Available data |
++++

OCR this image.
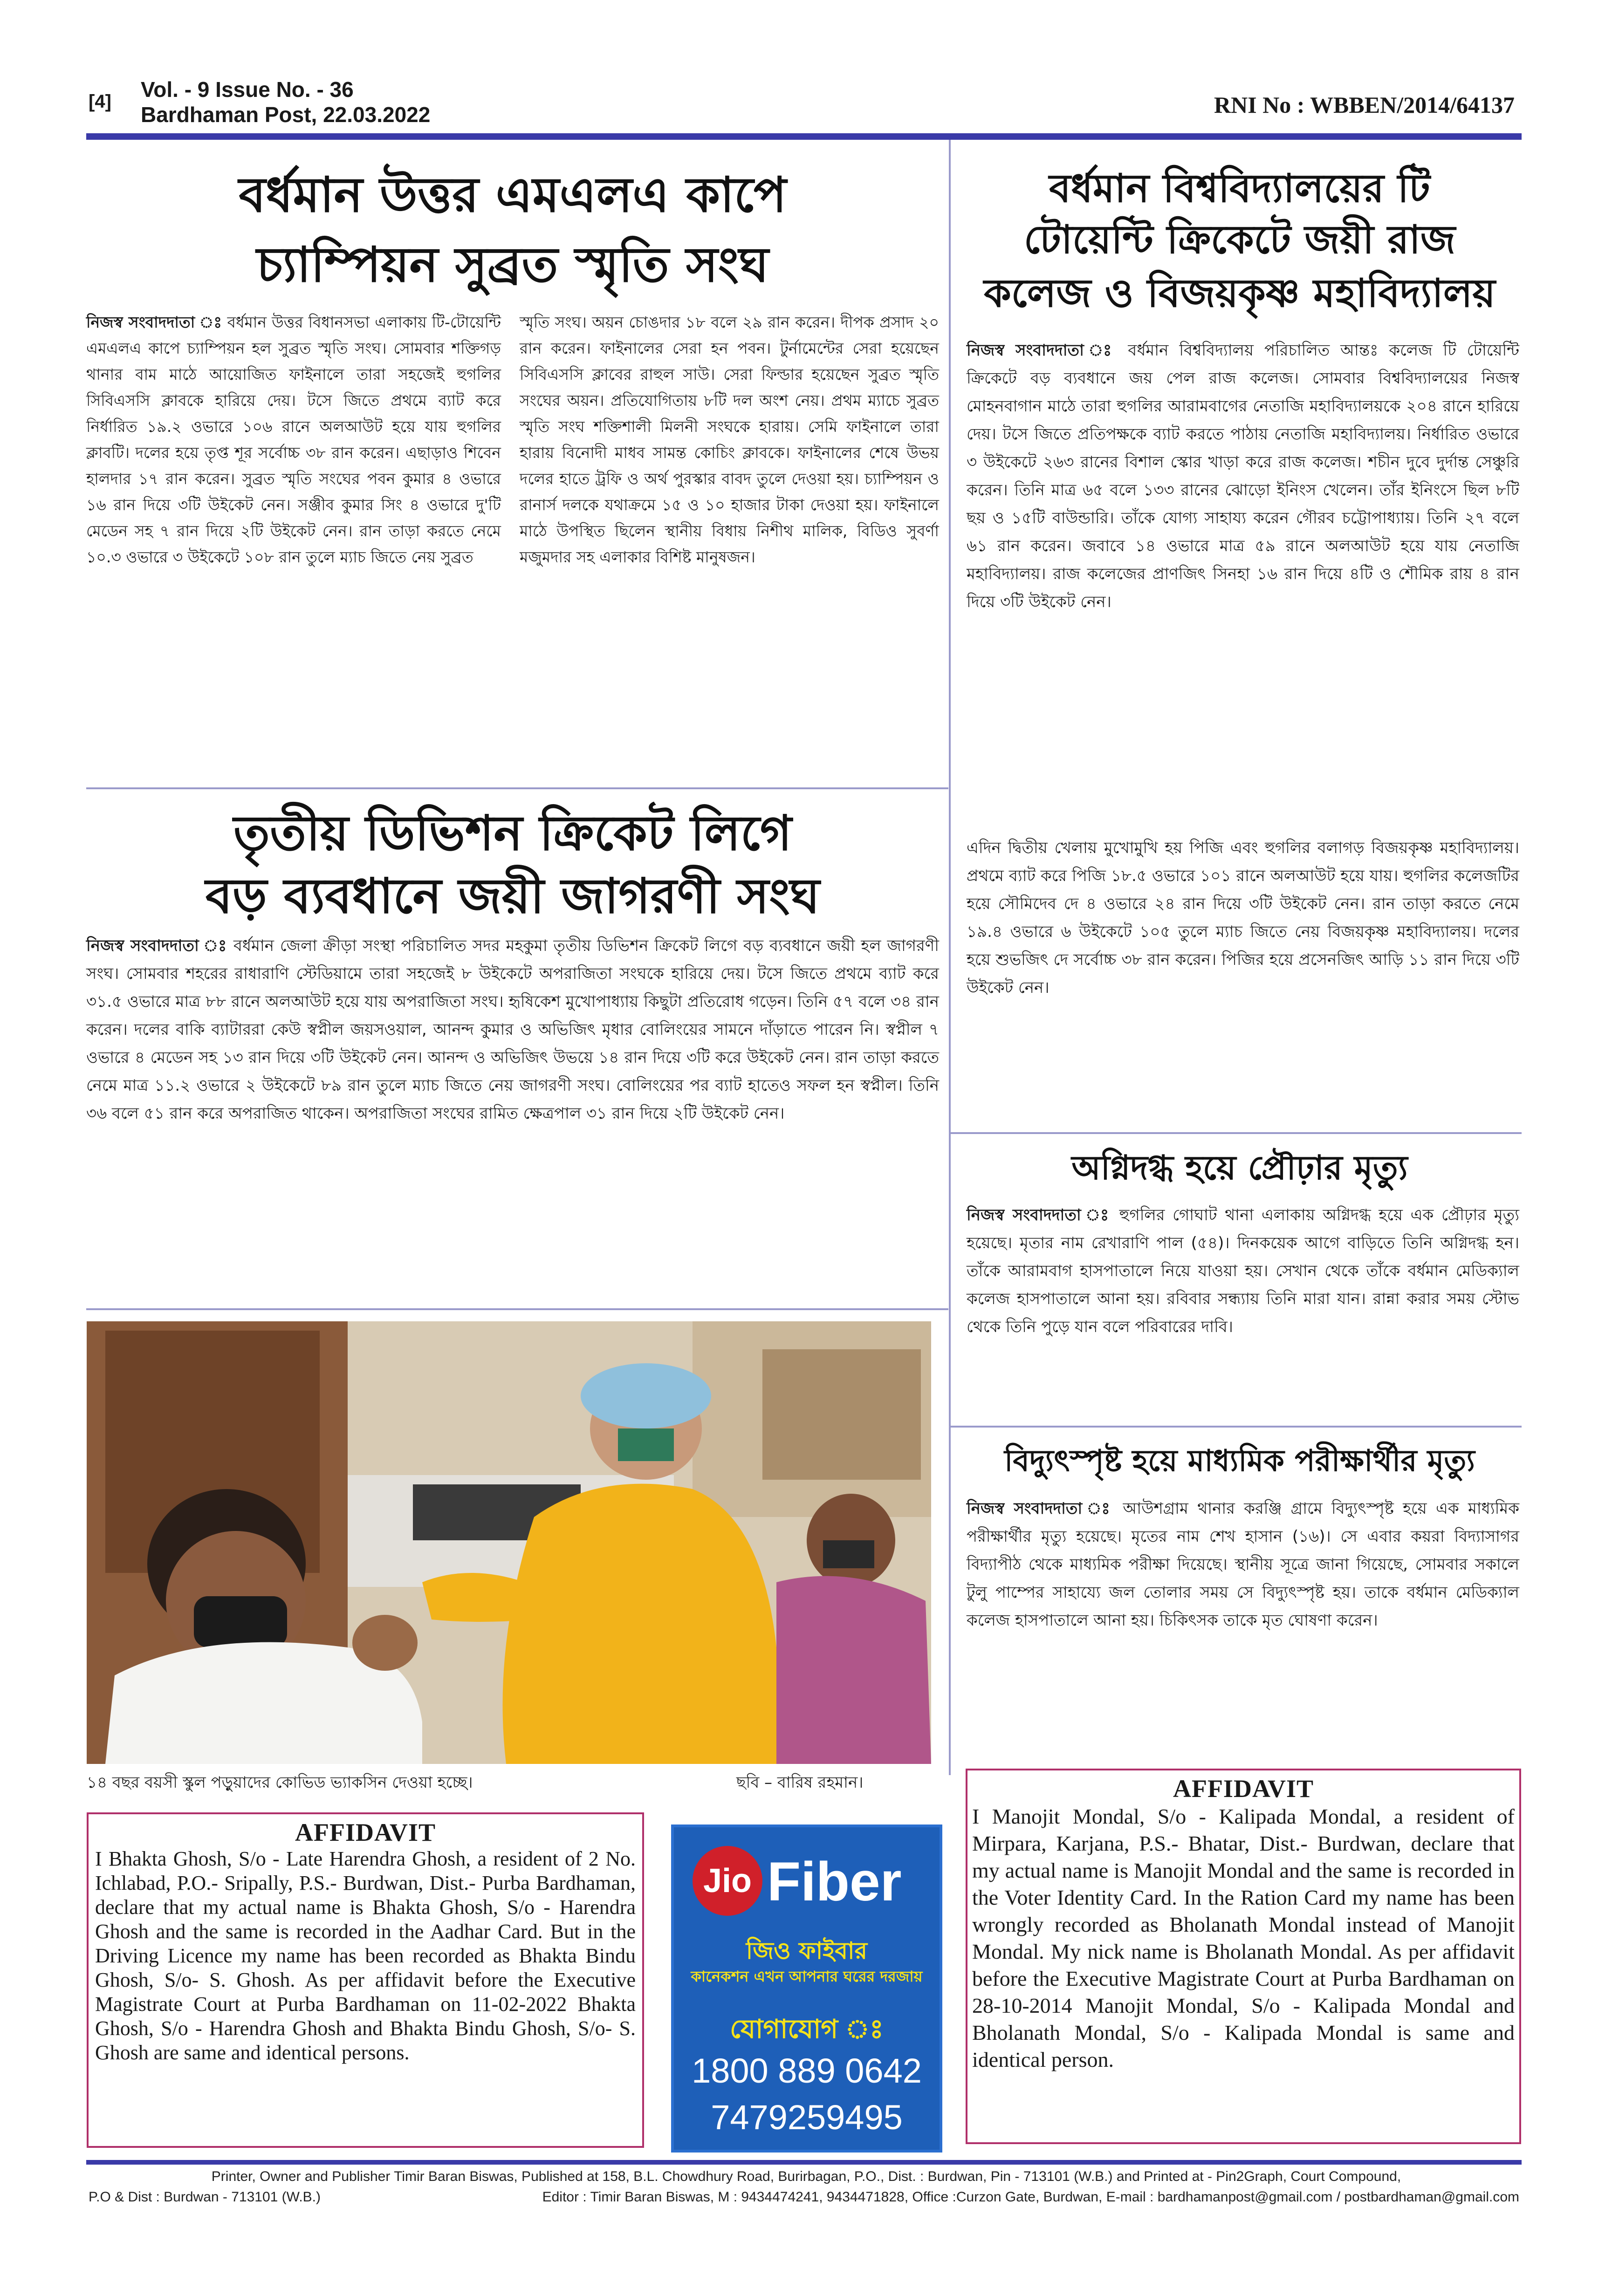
[4] Vol. - 9 Issue No. - 36
Bardhaman Post, 22.03.2022	RNI No : WBBEN/2014/64137
বর্ধমান উত্তর এমএলএ কাপে
চ্যাম্পিয়ন সুব্রত স্মৃতি সংঘ
নিজস্ব সংবাদদাতা ঃ বর্ধমান উত্তর বিধানসভা এলাকায় টি-টোয়েন্টি এমএলএ কাপে চ্যাম্পিয়ন হল সুব্রত স্মৃতি সংঘ। সোমবার শক্তিগড় থানার বাম মাঠে আয়োজিত ফাইনালে তারা সহজেই হুগলির সিবিএসসি ক্লাবকে হারিয়ে দেয়। টসে জিতে প্রথমে ব্যাট করে নির্ধারিত ১৯.২ ওভারে ১০৬ রানে অলআউট হয়ে যায় হুগলির ক্লাবটি। দলের হয়ে তৃপ্ত শূর সর্বোচ্চ ৩৮ রান করেন। এছাড়াও শিবেন হালদার ১৭ রান করেন। সুব্রত স্মৃতি সংঘের পবন কুমার ৪ ওভারে ১৬ রান দিয়ে ৩টি উইকেট নেন। সঞ্জীব কুমার সিং ৪ ওভারে দু'টি মেডেন সহ ৭ রান দিয়ে ২টি উইকেট নেন। রান তাড়া করতে নেমে ১০.৩ ওভারে ৩ উইকেটে ১০৮ রান তুলে ম্যাচ জিতে নেয় সুব্রত
স্মৃতি সংঘ। অয়ন চোঙদার ১৮ বলে ২৯ রান করেন। দীপক প্রসাদ ২০ রান করেন। ফাইনালের সেরা হন পবন। টুর্নামেন্টের সেরা হয়েছেন সিবিএসসি ক্লাবের রাহুল সাউ। সেরা ফিল্ডার হয়েছেন সুব্রত স্মৃতি সংঘের অয়ন। প্রতিযোগিতায় ৮টি দল অংশ নেয়। প্রথম ম্যাচে সুব্রত স্মৃতি সংঘ শক্তিশালী মিলনী সংঘকে হারায়। সেমি ফাইনালে তারা হারায় বিনোদী মাধব সামন্ত কোচিং ক্লাবকে। ফাইনালের শেষে উভয় দলের হাতে ট্রফি ও অর্থ পুরস্কার বাবদ তুলে দেওয়া হয়। চ্যাম্পিয়ন ও রানার্স দলকে যথাক্রমে ১৫ ও ১০ হাজার টাকা দেওয়া হয়। ফাইনালে মাঠে উপস্থিত ছিলেন স্থানীয় বিধায় নিশীথ মালিক, বিডিও সুবর্ণা মজুমদার সহ এলাকার বিশিষ্ট মানুষজন।
তৃতীয় ডিভিশন ক্রিকেট লিগে
বড় ব্যবধানে জয়ী জাগরণী সংঘ
নিজস্ব সংবাদদাতা ঃ বর্ধমান জেলা ক্রীড়া সংস্থা পরিচালিত সদর মহকুমা তৃতীয় ডিভিশন ক্রিকেট লিগে বড় ব্যবধানে জয়ী হল জাগরণী সংঘ। সোমবার শহরের রাধারাণি স্টেডিয়ামে তারা সহজেই ৮ উইকেটে অপরাজিতা সংঘকে হারিয়ে দেয়। টসে জিতে প্রথমে ব্যাট করে ৩১.৫ ওভারে মাত্র ৮৮ রানে অলআউট হয়ে যায় অপরাজিতা সংঘ। হৃষিকেশ মুখোপাধ্যায় কিছুটা প্রতিরোধ গড়েন। তিনি ৫৭ বলে ৩৪ রান করেন। দলের বাকি ব্যাটাররা কেউ স্বপ্নীল জয়সওয়াল, আনন্দ কুমার ও অভিজিৎ মৃধার বোলিংয়ের সামনে দাঁড়াতে পারেন নি। স্বপ্নীল ৭ ওভারে ৪ মেডেন সহ ১৩ রান দিয়ে ৩টি উইকেট নেন। আনন্দ ও অভিজিৎ উভয়ে ১৪ রান দিয়ে ৩টি করে উইকেট নেন। রান তাড়া করতে নেমে মাত্র ১১.২ ওভারে ২ উইকেটে ৮৯ রান তুলে ম্যাচ জিতে নেয় জাগরণী সংঘ। বোলিংয়ের পর ব্যাট হাতেও সফল হন স্বপ্নীল। তিনি ৩৬ বলে ৫১ রান করে অপরাজিত থাকেন। অপরাজিতা সংঘের রামিত ক্ষেত্রপাল ৩১ রান দিয়ে ২টি উইকেট নেন।
১৪ বছর বয়সী স্কুল পড়ুয়াদের কোভিড ভ্যাকসিন দেওয়া হচ্ছে।	ছবি – বারিষ রহমান।
AFFIDAVIT
I Bhakta Ghosh, S/o - Late Harendra Ghosh, a resident of 2 No. Ichlabad, P.O.- Sripally, P.S.- Burdwan, Dist.- Purba Bardhaman, declare that my actual name is Bhakta Ghosh, S/o - Harendra Ghosh and the same is recorded in the Aadhar Card. But in the Driving Licence my name has been recorded as Bhakta Bindu Ghosh, S/o- S. Ghosh. As per affidavit before the Executive Magistrate Court at Purba Bardhaman on 11-02-2022 Bhakta Ghosh, S/o - Harendra Ghosh and Bhakta Bindu Ghosh, S/o- S. Ghosh are same and identical persons.
Jio Fiber
জিও ফাইবার
কানেকশন এখন আপনার ঘরের দরজায়
যোগাযোগ ঃ
1800 889 0642
7479259495
বর্ধমান বিশ্ববিদ্যালয়ের টি
টোয়েন্টি ক্রিকেটে জয়ী রাজ
কলেজ ও বিজয়কৃষ্ণ মহাবিদ্যালয়
নিজস্ব সংবাদদাতা ঃ বর্ধমান বিশ্ববিদ্যালয় পরিচালিত আন্তঃ কলেজ টি টোয়েন্টি ক্রিকেটে বড় ব্যবধানে জয় পেল রাজ কলেজ। সোমবার বিশ্ববিদ্যালয়ের নিজস্ব মোহনবাগান মাঠে তারা হুগলির আরামবাগের নেতাজি মহাবিদ্যালয়কে ২০৪ রানে হারিয়ে দেয়। টসে জিতে প্রতিপক্ষকে ব্যাট করতে পাঠায় নেতাজি মহাবিদ্যালয়। নির্ধারিত ওভারে ৩ উইকেটে ২৬৩ রানের বিশাল স্কোর খাড়া করে রাজ কলেজ। শচীন দুবে দুর্দান্ত সেঞ্চুরি করেন। তিনি মাত্র ৬৫ বলে ১৩৩ রানের ঝোড়ো ইনিংস খেলেন। তাঁর ইনিংসে ছিল ৮টি ছয় ও ১৫টি বাউন্ডারি। তাঁকে যোগ্য সাহায্য করেন গৌরব চট্টোপাধ্যায়। তিনি ২৭ বলে ৬১ রান করেন। জবাবে ১৪ ওভারে মাত্র ৫৯ রানে অলআউট হয়ে যায় নেতাজি মহাবিদ্যালয়। রাজ কলেজের প্রাণজিৎ সিনহা ১৬ রান দিয়ে ৪টি ও শৌমিক রায় ৪ রান দিয়ে ৩টি উইকেট নেন।
এদিন দ্বিতীয় খেলায় মুখোমুখি হয় পিজি এবং হুগলির বলাগড় বিজয়কৃষ্ণ মহাবিদ্যালয়। প্রথমে ব্যাট করে পিজি ১৮.৫ ওভারে ১০১ রানে অলআউট হয়ে যায়। হুগলির কলেজটির হয়ে সৌমিদেব দে ৪ ওভারে ২৪ রান দিয়ে ৩টি উইকেট নেন। রান তাড়া করতে নেমে ১৯.৪ ওভারে ৬ উইকেটে ১০৫ তুলে ম্যাচ জিতে নেয় বিজয়কৃষ্ণ মহাবিদ্যালয়। দলের হয়ে শুভজিৎ দে সর্বোচ্চ ৩৮ রান করেন। পিজির হয়ে প্রসেনজিৎ আড়ি ১১ রান দিয়ে ৩টি উইকেট নেন।
অগ্নিদগ্ধ হয়ে প্রৌঢ়ার মৃত্যু
নিজস্ব সংবাদদাতা ঃ হুগলির গোঘাট থানা এলাকায় অগ্নিদগ্ধ হয়ে এক প্রৌঢ়ার মৃত্যু হয়েছে। মৃতার নাম রেখারাণি পাল (৫৪)। দিনকয়েক আগে বাড়িতে তিনি অগ্নিদগ্ধ হন। তাঁকে আরামবাগ হাসপাতালে নিয়ে যাওয়া হয়। সেখান থেকে তাঁকে বর্ধমান মেডিক্যাল কলেজ হাসপাতালে আনা হয়। রবিবার সন্ধ্যায় তিনি মারা যান। রান্না করার সময় স্টোভ থেকে তিনি পুড়ে যান বলে পরিবারের দাবি।
বিদ্যুৎস্পৃষ্ট হয়ে মাধ্যমিক পরীক্ষার্থীর মৃত্যু
নিজস্ব সংবাদদাতা ঃ আউশগ্রাম থানার করঞ্জি গ্রামে বিদ্যুৎস্পৃষ্ট হয়ে এক মাধ্যমিক পরীক্ষার্থীর মৃত্যু হয়েছে। মৃতের নাম শেখ হাসান (১৬)। সে এবার কয়রা বিদ্যাসাগর বিদ্যাপীঠ থেকে মাধ্যমিক পরীক্ষা দিয়েছে। স্থানীয় সূত্রে জানা গিয়েছে, সোমবার সকালে টুলু পাম্পের সাহায্যে জল তোলার সময় সে বিদ্যুৎস্পৃষ্ট হয়। তাকে বর্ধমান মেডিক্যাল কলেজ হাসপাতালে আনা হয়। চিকিৎসক তাকে মৃত ঘোষণা করেন।
AFFIDAVIT
I Manojit Mondal, S/o - Kalipada Mondal, a resident of Mirpara, Karjana, P.S.- Bhatar, Dist.- Burdwan, declare that my actual name is Manojit Mondal and the same is recorded in the Voter Identity Card. In the Ration Card my name has been wrongly recorded as Bholanath Mondal instead of Manojit Mondal. My nick name is Bholanath Mondal. As per affidavit before the Executive Magistrate Court at Purba Bardhaman on 28-10-2014 Manojit Mondal, S/o - Kalipada Mondal and Bholanath Mondal, S/o - Kalipada Mondal is same and identical person.
Printer, Owner and Publisher Timir Baran Biswas, Published at 158, B.L. Chowdhury Road, Burirbagan, P.O., Dist. : Burdwan, Pin - 713101 (W.B.) and Printed at - Pin2Graph, Court Compound,
P.O & Dist : Burdwan - 713101 (W.B.)	Editor : Timir Baran Biswas, M : 9434474241, 9434471828, Office :Curzon Gate, Burdwan, E-mail : bardhamanpost@gmail.com / postbardhaman@gmail.com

++++

Task description | Extract all lines from the material above that include the word "name".

The reply |
I Bhakta Ghosh, S/o - Late Harendra Ghosh, a resident of 2 No. Ichlabad, P.O.- Sripally, P.S.- Burdwan, Dist.- Purba Bardhaman, declare that my actual name is Bhakta Ghosh, S/o - Harendra Ghosh and the same is recorded in the Aadhar Card. But in the Driving Licence my name has been recorded as Bhakta Bindu Ghosh, S/o- S. Ghosh. As per affidavit before the Executive Magistrate Court at Purba Bardhaman on 11-02-2022 Bhakta Ghosh, S/o - Harendra Ghosh and Bhakta Bindu Ghosh, S/o- S. Ghosh are same and identical persons.
I Manojit Mondal, S/o - Kalipada Mondal, a resident of Mirpara, Karjana, P.S.- Bhatar, Dist.- Burdwan, declare that my actual name is Manojit Mondal and the same is recorded in the Voter Identity Card. In the Ration Card my name has been wrongly recorded as Bholanath Mondal instead of Manojit Mondal. My nick name is Bholanath Mondal. As per affidavit before the Executive Magistrate Court at Purba Bardhaman on 28-10-2014 Manojit Mondal, S/o - Kalipada Mondal and Bholanath Mondal, S/o - Kalipada Mondal is same and identical person.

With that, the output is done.